Stored data:
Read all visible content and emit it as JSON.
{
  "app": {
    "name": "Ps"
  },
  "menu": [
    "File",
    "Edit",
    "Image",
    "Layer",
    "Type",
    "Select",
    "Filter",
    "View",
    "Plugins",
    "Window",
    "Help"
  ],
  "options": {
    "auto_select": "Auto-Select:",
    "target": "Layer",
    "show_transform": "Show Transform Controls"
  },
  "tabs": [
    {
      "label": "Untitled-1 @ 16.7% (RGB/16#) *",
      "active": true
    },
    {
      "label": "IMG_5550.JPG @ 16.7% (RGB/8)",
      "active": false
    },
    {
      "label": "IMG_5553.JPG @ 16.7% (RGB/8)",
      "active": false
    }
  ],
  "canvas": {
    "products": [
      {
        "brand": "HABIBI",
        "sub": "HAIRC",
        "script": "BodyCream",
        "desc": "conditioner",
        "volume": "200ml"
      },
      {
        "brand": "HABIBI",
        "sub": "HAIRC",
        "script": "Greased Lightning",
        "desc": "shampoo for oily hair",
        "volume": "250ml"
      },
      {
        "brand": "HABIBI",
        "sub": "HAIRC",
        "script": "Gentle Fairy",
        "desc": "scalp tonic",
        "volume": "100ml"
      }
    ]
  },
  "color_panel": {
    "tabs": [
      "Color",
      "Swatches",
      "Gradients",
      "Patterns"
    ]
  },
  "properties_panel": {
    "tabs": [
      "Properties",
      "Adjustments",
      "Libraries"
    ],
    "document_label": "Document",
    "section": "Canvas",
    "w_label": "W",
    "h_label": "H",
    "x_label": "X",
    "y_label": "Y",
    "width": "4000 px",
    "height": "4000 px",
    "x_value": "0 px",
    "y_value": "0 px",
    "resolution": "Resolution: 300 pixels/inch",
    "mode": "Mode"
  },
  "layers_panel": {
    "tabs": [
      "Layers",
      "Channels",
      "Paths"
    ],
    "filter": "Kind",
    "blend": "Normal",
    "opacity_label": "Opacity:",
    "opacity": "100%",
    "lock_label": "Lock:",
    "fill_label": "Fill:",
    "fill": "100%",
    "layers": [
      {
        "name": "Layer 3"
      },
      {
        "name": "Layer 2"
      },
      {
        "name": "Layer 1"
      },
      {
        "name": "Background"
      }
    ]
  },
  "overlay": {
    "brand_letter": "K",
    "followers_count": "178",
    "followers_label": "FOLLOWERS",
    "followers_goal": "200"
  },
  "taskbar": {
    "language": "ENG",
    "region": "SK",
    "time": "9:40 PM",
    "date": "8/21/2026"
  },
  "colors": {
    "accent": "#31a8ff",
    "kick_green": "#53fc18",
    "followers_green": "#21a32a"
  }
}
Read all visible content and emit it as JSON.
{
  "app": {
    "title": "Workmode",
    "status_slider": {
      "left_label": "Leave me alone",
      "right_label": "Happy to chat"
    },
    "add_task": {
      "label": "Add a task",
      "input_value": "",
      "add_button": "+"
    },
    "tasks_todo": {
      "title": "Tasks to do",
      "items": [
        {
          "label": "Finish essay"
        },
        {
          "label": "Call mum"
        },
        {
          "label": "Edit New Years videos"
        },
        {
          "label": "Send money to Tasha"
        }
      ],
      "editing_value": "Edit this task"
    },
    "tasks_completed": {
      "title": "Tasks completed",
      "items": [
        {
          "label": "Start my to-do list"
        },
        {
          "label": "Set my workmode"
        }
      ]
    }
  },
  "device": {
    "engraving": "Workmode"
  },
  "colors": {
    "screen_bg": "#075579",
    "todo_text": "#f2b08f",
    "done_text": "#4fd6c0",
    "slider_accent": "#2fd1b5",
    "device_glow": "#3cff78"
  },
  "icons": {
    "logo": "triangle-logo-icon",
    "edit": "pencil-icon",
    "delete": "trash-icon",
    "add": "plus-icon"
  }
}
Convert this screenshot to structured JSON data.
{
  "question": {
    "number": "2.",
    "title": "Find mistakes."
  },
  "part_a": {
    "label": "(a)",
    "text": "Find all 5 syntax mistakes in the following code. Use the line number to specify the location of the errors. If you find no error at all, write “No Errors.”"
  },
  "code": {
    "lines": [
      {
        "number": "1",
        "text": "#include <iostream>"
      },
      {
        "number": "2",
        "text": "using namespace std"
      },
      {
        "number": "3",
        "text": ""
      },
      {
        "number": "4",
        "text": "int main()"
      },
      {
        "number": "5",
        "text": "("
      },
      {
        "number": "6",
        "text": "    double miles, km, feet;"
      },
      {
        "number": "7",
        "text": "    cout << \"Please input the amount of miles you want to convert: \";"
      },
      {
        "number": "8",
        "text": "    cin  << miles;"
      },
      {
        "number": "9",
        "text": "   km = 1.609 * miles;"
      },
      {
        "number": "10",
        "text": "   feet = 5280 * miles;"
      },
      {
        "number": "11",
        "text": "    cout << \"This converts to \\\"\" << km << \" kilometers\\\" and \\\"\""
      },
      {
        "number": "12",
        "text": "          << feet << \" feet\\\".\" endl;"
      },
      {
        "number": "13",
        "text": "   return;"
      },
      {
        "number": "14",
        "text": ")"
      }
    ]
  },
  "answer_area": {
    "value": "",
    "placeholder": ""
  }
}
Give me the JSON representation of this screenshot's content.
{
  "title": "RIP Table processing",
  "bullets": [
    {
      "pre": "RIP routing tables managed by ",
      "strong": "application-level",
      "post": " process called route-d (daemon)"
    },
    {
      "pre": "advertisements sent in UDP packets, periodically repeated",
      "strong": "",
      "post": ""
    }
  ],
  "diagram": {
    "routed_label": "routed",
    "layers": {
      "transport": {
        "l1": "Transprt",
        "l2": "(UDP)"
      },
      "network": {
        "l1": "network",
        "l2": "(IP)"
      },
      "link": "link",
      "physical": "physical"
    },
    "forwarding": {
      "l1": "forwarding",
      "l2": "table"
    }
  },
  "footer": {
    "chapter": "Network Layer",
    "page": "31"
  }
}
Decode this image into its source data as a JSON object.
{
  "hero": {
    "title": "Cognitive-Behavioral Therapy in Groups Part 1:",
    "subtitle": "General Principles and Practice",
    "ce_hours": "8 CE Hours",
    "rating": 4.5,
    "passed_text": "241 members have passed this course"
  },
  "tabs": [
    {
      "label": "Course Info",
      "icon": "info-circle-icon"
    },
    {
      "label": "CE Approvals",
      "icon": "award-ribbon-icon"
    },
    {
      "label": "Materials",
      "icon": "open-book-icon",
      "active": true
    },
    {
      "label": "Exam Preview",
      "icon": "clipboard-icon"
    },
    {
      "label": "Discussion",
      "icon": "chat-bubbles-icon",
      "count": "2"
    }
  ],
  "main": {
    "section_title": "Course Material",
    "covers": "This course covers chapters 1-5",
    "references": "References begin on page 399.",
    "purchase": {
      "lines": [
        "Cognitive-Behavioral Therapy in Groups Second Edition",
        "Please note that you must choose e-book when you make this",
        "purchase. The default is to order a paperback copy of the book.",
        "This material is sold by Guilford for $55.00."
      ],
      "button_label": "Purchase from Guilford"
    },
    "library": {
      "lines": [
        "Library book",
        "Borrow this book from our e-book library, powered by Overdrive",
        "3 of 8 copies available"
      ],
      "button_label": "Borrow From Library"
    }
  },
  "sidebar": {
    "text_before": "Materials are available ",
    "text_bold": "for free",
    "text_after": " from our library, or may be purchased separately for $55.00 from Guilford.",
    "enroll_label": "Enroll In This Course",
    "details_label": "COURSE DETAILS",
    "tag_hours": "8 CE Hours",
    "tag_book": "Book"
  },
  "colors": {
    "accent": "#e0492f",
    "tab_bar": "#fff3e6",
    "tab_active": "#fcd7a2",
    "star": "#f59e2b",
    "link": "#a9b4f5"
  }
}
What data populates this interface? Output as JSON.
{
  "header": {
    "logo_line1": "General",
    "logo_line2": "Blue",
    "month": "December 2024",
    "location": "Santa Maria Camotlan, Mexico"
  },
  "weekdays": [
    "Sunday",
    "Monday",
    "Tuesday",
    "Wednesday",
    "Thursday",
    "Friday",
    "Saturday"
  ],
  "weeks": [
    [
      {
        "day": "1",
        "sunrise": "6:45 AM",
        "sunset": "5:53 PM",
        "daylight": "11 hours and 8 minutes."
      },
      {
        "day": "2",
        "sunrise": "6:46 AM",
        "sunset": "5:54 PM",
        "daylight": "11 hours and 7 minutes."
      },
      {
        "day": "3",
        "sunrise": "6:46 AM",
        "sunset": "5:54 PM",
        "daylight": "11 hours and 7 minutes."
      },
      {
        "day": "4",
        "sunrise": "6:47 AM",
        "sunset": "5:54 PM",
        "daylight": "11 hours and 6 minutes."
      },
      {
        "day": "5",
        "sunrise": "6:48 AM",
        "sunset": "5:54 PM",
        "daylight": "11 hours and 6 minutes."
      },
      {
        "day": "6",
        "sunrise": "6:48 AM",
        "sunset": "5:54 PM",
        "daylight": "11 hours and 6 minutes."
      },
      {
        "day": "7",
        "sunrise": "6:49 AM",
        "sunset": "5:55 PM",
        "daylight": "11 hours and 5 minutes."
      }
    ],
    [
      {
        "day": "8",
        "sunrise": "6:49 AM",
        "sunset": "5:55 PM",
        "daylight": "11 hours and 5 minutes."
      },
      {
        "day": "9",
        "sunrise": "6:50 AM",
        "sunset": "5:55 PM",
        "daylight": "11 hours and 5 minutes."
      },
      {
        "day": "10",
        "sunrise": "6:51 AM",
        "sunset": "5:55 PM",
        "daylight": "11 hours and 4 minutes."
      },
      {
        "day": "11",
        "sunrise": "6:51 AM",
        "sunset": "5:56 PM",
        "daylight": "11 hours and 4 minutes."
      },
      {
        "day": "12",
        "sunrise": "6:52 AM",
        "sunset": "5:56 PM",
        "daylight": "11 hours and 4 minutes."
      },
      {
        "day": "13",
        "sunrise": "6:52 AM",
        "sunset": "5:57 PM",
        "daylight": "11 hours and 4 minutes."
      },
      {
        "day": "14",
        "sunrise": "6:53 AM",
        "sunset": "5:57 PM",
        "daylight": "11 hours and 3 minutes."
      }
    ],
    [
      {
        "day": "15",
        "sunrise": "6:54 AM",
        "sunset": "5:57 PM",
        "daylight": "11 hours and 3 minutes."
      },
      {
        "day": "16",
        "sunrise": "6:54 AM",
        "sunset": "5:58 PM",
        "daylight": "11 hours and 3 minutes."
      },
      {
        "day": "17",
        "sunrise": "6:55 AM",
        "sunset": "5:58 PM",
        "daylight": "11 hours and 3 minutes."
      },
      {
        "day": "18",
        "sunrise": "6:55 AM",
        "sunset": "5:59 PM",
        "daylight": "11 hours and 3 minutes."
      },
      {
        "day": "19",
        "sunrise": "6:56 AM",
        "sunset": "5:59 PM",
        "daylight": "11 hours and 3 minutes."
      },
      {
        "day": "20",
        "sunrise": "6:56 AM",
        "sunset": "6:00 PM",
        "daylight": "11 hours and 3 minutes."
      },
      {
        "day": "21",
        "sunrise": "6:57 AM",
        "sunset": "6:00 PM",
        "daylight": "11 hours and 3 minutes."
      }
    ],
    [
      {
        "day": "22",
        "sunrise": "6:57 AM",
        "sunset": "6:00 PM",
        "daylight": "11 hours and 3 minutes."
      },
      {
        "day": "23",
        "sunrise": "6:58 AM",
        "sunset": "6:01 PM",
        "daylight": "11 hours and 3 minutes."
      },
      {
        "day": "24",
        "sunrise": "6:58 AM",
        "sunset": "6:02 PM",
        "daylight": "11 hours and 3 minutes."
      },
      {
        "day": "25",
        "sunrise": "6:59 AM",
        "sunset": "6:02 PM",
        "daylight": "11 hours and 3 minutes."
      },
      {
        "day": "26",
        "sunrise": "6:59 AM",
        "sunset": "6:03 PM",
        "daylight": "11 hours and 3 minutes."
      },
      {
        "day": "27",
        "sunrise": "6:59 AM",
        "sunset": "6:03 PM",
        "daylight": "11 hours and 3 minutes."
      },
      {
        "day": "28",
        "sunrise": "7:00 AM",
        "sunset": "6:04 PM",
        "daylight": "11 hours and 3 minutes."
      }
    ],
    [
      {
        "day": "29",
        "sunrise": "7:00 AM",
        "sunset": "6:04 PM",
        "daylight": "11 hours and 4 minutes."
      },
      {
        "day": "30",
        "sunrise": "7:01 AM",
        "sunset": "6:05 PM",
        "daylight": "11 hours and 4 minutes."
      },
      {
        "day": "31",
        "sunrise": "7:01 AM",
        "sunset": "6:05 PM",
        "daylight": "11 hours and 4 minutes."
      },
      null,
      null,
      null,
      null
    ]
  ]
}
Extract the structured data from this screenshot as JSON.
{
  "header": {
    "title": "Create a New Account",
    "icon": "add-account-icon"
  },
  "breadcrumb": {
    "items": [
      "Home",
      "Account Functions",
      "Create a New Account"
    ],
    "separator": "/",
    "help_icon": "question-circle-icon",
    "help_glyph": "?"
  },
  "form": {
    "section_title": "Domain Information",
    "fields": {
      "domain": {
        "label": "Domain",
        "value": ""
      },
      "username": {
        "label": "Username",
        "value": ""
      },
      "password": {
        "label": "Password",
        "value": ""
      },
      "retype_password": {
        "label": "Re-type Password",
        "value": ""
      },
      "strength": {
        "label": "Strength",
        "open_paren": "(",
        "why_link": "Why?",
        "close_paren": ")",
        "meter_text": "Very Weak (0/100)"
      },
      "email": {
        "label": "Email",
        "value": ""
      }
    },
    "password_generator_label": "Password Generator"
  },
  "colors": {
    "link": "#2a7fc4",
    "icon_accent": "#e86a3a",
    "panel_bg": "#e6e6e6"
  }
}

Job
How many lines of the listing above include the word "Therapy"? State the number and nothing else.

The output
2